YOUR GOAL :: Go through the entries one line at a time, and gather every line that has the word "screenshot".

DATA EXTRACT ::

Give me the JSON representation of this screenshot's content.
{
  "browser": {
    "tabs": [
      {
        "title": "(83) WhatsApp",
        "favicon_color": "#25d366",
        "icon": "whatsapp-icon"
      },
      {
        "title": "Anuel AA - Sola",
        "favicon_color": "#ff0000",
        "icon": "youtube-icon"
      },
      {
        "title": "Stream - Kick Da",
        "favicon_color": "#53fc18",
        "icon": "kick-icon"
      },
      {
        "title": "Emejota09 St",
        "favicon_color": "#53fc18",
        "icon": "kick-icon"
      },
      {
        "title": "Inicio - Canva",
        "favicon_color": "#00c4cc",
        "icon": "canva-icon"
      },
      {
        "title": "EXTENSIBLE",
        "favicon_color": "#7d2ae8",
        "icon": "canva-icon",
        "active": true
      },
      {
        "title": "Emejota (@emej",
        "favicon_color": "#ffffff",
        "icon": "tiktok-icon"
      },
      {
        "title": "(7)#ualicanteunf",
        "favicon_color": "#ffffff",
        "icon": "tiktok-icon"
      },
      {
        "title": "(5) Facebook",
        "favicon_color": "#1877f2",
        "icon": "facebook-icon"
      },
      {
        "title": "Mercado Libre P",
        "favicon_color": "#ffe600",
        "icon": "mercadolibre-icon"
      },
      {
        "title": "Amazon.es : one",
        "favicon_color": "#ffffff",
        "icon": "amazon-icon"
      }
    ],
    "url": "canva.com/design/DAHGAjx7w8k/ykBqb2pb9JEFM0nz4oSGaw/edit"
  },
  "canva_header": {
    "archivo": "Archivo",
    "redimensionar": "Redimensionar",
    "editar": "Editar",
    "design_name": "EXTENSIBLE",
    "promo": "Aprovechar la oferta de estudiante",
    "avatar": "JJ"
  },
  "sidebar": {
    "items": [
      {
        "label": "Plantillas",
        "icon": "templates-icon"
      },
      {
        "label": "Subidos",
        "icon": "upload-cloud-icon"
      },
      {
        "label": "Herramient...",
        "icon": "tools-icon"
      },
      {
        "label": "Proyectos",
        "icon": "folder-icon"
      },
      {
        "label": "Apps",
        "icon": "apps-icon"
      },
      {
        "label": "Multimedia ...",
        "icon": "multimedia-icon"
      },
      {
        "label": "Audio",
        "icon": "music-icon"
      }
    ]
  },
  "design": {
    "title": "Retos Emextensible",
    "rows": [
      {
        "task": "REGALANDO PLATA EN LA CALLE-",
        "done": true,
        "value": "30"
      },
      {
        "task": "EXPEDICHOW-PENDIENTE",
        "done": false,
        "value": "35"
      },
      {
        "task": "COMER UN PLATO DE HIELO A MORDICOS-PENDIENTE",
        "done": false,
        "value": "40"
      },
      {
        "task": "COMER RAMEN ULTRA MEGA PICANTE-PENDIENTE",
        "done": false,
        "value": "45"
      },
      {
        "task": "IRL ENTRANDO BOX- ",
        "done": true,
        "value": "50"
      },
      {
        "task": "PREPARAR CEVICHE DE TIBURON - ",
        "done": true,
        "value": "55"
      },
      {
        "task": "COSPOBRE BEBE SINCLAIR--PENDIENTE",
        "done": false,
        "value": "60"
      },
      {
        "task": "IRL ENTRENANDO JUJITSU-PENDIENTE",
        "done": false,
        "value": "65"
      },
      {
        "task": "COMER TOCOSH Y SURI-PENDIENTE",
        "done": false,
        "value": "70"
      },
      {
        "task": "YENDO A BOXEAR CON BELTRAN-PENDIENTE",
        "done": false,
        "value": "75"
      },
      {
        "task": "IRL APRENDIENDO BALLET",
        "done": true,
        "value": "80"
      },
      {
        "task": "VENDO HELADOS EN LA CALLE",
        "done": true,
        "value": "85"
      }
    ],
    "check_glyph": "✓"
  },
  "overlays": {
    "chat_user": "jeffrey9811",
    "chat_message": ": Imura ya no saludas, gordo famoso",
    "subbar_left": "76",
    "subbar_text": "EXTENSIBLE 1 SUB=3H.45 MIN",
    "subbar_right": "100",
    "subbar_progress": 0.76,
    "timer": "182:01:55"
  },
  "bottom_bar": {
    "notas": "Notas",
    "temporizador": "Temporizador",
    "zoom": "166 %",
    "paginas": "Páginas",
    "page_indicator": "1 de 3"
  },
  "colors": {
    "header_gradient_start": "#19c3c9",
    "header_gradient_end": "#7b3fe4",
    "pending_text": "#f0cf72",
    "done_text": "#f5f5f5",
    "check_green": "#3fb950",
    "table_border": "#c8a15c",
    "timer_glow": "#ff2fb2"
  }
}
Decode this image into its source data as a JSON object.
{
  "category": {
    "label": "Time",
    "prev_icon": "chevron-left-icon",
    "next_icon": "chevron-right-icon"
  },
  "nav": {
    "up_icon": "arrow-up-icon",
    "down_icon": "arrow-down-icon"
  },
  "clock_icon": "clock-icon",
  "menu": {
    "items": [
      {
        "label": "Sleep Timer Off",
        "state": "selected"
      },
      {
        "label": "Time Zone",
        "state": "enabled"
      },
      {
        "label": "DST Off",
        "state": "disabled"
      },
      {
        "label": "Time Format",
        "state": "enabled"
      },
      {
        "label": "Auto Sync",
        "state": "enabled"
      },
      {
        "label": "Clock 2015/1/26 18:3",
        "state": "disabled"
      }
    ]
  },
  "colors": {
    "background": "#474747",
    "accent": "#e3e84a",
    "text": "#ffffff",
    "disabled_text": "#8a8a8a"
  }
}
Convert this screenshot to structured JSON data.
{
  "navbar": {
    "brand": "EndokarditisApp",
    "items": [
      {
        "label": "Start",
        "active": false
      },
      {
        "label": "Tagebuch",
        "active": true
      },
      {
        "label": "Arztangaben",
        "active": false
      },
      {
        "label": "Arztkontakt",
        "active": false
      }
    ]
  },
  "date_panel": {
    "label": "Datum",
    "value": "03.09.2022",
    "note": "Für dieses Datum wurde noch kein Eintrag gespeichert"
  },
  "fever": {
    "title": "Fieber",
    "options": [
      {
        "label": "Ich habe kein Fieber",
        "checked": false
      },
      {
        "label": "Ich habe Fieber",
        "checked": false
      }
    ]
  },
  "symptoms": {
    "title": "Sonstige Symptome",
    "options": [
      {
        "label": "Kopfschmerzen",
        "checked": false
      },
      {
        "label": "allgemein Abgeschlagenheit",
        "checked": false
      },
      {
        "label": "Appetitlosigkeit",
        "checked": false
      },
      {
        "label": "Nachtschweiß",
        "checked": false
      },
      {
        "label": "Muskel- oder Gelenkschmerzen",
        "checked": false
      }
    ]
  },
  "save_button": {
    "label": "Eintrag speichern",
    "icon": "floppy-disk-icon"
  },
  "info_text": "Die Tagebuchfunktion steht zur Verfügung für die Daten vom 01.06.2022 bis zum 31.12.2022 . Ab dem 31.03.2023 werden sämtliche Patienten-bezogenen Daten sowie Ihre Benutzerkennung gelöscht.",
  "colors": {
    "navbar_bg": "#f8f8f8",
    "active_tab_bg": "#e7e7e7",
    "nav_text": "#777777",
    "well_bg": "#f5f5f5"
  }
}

THE RESPONSE ::
Give me the JSON representation of this screenshot's content.
Convert this screenshot to structured JSON data.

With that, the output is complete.